**Records to use**

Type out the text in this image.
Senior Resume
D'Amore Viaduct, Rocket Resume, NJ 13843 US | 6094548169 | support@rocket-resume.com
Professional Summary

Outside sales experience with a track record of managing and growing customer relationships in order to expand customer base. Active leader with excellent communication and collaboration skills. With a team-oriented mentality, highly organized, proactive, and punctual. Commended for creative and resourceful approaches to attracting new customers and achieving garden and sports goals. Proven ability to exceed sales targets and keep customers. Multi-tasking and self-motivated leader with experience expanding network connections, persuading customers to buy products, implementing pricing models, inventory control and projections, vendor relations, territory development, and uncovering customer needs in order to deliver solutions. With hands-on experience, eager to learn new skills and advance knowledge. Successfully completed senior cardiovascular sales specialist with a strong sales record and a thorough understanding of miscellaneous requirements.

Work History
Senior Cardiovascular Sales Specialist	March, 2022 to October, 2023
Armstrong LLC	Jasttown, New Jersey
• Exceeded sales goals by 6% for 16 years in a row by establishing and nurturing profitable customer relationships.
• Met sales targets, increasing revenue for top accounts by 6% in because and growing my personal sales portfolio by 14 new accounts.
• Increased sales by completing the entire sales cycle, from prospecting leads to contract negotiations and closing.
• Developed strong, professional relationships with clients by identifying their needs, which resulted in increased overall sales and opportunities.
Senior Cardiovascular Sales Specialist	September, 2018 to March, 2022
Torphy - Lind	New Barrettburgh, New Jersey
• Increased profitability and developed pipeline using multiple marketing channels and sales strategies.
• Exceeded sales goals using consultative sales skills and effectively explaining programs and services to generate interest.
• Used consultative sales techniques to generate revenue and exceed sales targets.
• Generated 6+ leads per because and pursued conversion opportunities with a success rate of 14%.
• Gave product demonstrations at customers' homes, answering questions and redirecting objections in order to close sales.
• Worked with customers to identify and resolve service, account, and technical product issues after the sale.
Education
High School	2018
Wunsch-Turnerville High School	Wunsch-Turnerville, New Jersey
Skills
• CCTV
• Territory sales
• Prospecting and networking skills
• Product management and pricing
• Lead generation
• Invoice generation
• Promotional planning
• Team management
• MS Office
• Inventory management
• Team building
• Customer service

**Written instruction**
Copy out each line that contains the word "management".

**Correct output**
• Product management and pricing
• Team management
• Inventory management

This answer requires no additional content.